* Task details:
Copy each line that contains the word "text".
START Given entries
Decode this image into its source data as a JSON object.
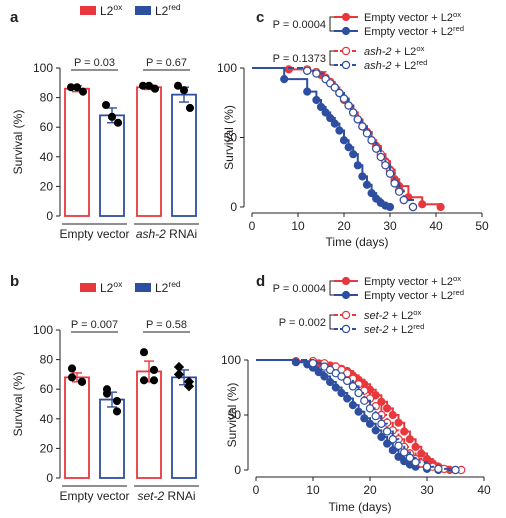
{
  "colors": {
    "ox": "#e8383d",
    "red": "#2e4fa0",
    "text": "#231f20",
    "axis": "#231f20"
  },
  "chart_data": [
    {
      "id": "a",
      "panel_label": "a",
      "type": "bar",
      "ylabel": "Survival (%)",
      "ylim": [
        0,
        100
      ],
      "yticks": [
        "0",
        "20",
        "40",
        "60",
        "80",
        "100"
      ],
      "legend": [
        {
          "base": "L2",
          "sup": "ox",
          "series": "L2ox"
        },
        {
          "base": "L2",
          "sup": "red",
          "series": "L2red"
        }
      ],
      "groups": [
        {
          "label_parts": [
            {
              "t": "Empty vector",
              "i": false
            }
          ],
          "p_value": "P = 0.03",
          "bars": [
            {
              "series": "L2ox",
              "value": 86,
              "err": 2,
              "points": [
                87,
                84,
                87
              ],
              "marker": "circle"
            },
            {
              "series": "L2red",
              "value": 68,
              "err": 5,
              "points": [
                75,
                63,
                67
              ],
              "marker": "circle"
            }
          ]
        },
        {
          "label_parts": [
            {
              "t": "ash-2",
              "i": true
            },
            {
              "t": " RNAi",
              "i": false
            }
          ],
          "p_value": "P = 0.67",
          "bars": [
            {
              "series": "L2ox",
              "value": 87,
              "err": 1.5,
              "points": [
                88,
                86,
                88
              ],
              "marker": "circle"
            },
            {
              "series": "L2red",
              "value": 82,
              "err": 5,
              "points": [
                88,
                73,
                85
              ],
              "marker": "circle"
            }
          ]
        }
      ]
    },
    {
      "id": "b",
      "panel_label": "b",
      "type": "bar",
      "ylabel": "Survival (%)",
      "ylim": [
        0,
        100
      ],
      "yticks": [
        "0",
        "20",
        "40",
        "60",
        "80",
        "100"
      ],
      "legend": [
        {
          "base": "L2",
          "sup": "ox",
          "series": "L2ox"
        },
        {
          "base": "L2",
          "sup": "red",
          "series": "L2red"
        }
      ],
      "groups": [
        {
          "label_parts": [
            {
              "t": "Empty vector",
              "i": false
            }
          ],
          "p_value": "P = 0.007",
          "bars": [
            {
              "series": "L2ox",
              "value": 68,
              "err": 3,
              "points": [
                74,
                65,
                68,
                65
              ],
              "marker": "circle"
            },
            {
              "series": "L2red",
              "value": 53,
              "err": 5,
              "points": [
                57,
                45,
                60,
                52
              ],
              "marker": "circle"
            }
          ]
        },
        {
          "label_parts": [
            {
              "t": "set-2",
              "i": true
            },
            {
              "t": " RNAi",
              "i": false
            }
          ],
          "p_value": "P = 0.58",
          "bars": [
            {
              "series": "L2ox",
              "value": 72,
              "err": 7,
              "points": [
                85,
                66,
                66,
                73
              ],
              "marker": "circle"
            },
            {
              "series": "L2red",
              "value": 68,
              "err": 5,
              "points": [
                75,
                62,
                70,
                65
              ],
              "marker": "diamond"
            }
          ]
        }
      ]
    },
    {
      "id": "c",
      "panel_label": "c",
      "type": "line",
      "xlabel": "Time (days)",
      "ylabel": "Survival (%)",
      "xlim": [
        0,
        50
      ],
      "ylim": [
        0,
        100
      ],
      "xticks": [
        "0",
        "10",
        "20",
        "30",
        "40",
        "50"
      ],
      "yticks": [
        "0",
        "50",
        "100"
      ],
      "stats": [
        {
          "text": "P = 0.0004",
          "pair": [
            0,
            1
          ]
        },
        {
          "text": "P = 0.1373",
          "pair": [
            2,
            3
          ]
        }
      ],
      "series": [
        {
          "name_parts": [
            {
              "t": "Empty vector + L2",
              "i": false
            },
            {
              "t": "ox",
              "sup": true
            }
          ],
          "color_key": "ox",
          "style": "solid",
          "marker": "filled",
          "x": [
            0,
            8,
            12,
            14,
            15,
            16,
            17,
            18,
            19,
            20,
            21,
            22,
            23,
            24,
            25,
            26,
            27,
            28,
            29,
            30,
            31,
            32,
            34,
            37,
            41
          ],
          "y": [
            100,
            99,
            98,
            97,
            95,
            92,
            90,
            86,
            82,
            77,
            73,
            68,
            63,
            58,
            54,
            48,
            44,
            37,
            33,
            27,
            20,
            15,
            7,
            2,
            0
          ]
        },
        {
          "name_parts": [
            {
              "t": "Empty vector + L2",
              "i": false
            },
            {
              "t": "red",
              "sup": true
            }
          ],
          "color_key": "red",
          "style": "solid",
          "marker": "filled",
          "x": [
            0,
            7,
            12,
            14,
            15,
            16,
            17,
            18,
            19,
            20,
            21,
            22,
            23,
            24,
            25,
            26,
            27,
            28,
            29,
            30
          ],
          "y": [
            100,
            92,
            83,
            77,
            72,
            68,
            64,
            60,
            55,
            48,
            43,
            38,
            30,
            22,
            16,
            10,
            6,
            3,
            1,
            0
          ]
        },
        {
          "name_parts": [
            {
              "t": "ash-2",
              "i": true
            },
            {
              "t": " + L2",
              "i": false
            },
            {
              "t": "ox",
              "sup": true
            }
          ],
          "color_key": "ox",
          "style": "dashed",
          "marker": "open",
          "x": [
            0,
            12,
            14,
            16,
            17,
            18,
            19,
            20,
            21,
            22,
            23,
            24,
            25,
            26,
            27,
            28,
            29,
            30,
            31,
            32,
            33,
            35
          ],
          "y": [
            100,
            99,
            97,
            93,
            90,
            86,
            82,
            78,
            73,
            68,
            63,
            58,
            54,
            48,
            43,
            38,
            32,
            26,
            18,
            12,
            5,
            0
          ]
        },
        {
          "name_parts": [
            {
              "t": "ash-2",
              "i": true
            },
            {
              "t": " + L2",
              "i": false
            },
            {
              "t": "red",
              "sup": true
            }
          ],
          "color_key": "red",
          "style": "dashed",
          "marker": "open",
          "x": [
            0,
            12,
            14,
            16,
            17,
            18,
            19,
            20,
            21,
            22,
            23,
            24,
            25,
            26,
            27,
            28,
            29,
            30,
            31,
            32,
            33,
            35
          ],
          "y": [
            100,
            98,
            96,
            92,
            89,
            86,
            82,
            78,
            73,
            68,
            63,
            58,
            53,
            48,
            42,
            36,
            30,
            24,
            17,
            11,
            5,
            0
          ]
        }
      ]
    },
    {
      "id": "d",
      "panel_label": "d",
      "type": "line",
      "xlabel": "Time (days)",
      "ylabel": "Survival (%)",
      "xlim": [
        0,
        40
      ],
      "ylim": [
        0,
        100
      ],
      "xticks": [
        "0",
        "10",
        "20",
        "30",
        "40"
      ],
      "yticks": [
        "0",
        "50",
        "100"
      ],
      "stats": [
        {
          "text": "P = 0.0004",
          "pair": [
            0,
            1
          ]
        },
        {
          "text": "P = 0.002",
          "pair": [
            2,
            3
          ]
        }
      ],
      "series": [
        {
          "name_parts": [
            {
              "t": "Empty vector + L2",
              "i": false
            },
            {
              "t": "ox",
              "sup": true
            }
          ],
          "color_key": "ox",
          "style": "solid",
          "marker": "filled",
          "x": [
            0,
            7,
            11,
            13,
            14,
            15,
            16,
            17,
            18,
            19,
            20,
            21,
            22,
            23,
            24,
            25,
            26,
            27,
            28,
            29,
            30,
            31,
            32,
            34
          ],
          "y": [
            100,
            99,
            97,
            95,
            94,
            92,
            90,
            86,
            82,
            78,
            73,
            68,
            62,
            56,
            50,
            43,
            35,
            28,
            21,
            15,
            10,
            6,
            3,
            0
          ]
        },
        {
          "name_parts": [
            {
              "t": "Empty vector + L2",
              "i": false
            },
            {
              "t": "red",
              "sup": true
            }
          ],
          "color_key": "red",
          "style": "solid",
          "marker": "filled",
          "x": [
            0,
            7,
            9,
            10,
            11,
            12,
            13,
            14,
            15,
            16,
            17,
            18,
            19,
            20,
            21,
            22,
            23,
            24,
            25,
            26,
            27,
            28,
            30,
            32,
            35
          ],
          "y": [
            100,
            98,
            96,
            93,
            89,
            85,
            80,
            75,
            70,
            65,
            59,
            53,
            47,
            42,
            36,
            30,
            24,
            18,
            12,
            8,
            5,
            3,
            1,
            0,
            0
          ]
        },
        {
          "name_parts": [
            {
              "t": "set-2",
              "i": true
            },
            {
              "t": " + L2",
              "i": false
            },
            {
              "t": "ox",
              "sup": true
            }
          ],
          "color_key": "ox",
          "style": "dashed",
          "marker": "open",
          "x": [
            0,
            10,
            12,
            14,
            15,
            16,
            17,
            18,
            19,
            20,
            21,
            22,
            23,
            24,
            25,
            26,
            27,
            28,
            29,
            31,
            33,
            36
          ],
          "y": [
            100,
            99,
            97,
            94,
            91,
            88,
            83,
            78,
            72,
            65,
            58,
            50,
            43,
            36,
            28,
            21,
            15,
            10,
            6,
            3,
            1,
            0
          ]
        },
        {
          "name_parts": [
            {
              "t": "set-2",
              "i": true
            },
            {
              "t": " + L2",
              "i": false
            },
            {
              "t": "red",
              "sup": true
            }
          ],
          "color_key": "red",
          "style": "dashed",
          "marker": "open",
          "x": [
            0,
            10,
            12,
            13,
            14,
            15,
            16,
            17,
            18,
            19,
            20,
            21,
            22,
            23,
            24,
            25,
            26,
            27,
            28,
            30,
            32,
            35
          ],
          "y": [
            100,
            97,
            94,
            91,
            88,
            85,
            81,
            76,
            70,
            63,
            56,
            49,
            42,
            35,
            28,
            22,
            16,
            11,
            7,
            3,
            1,
            0
          ]
        }
      ]
    }
  ]
}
END Given entries
* Exercise response:
    "text": "#231f20",
          "text": "P = 0.0004",
          "text": "P = 0.1373",
          "text": "P = 0.0004",
          "text": "P = 0.002",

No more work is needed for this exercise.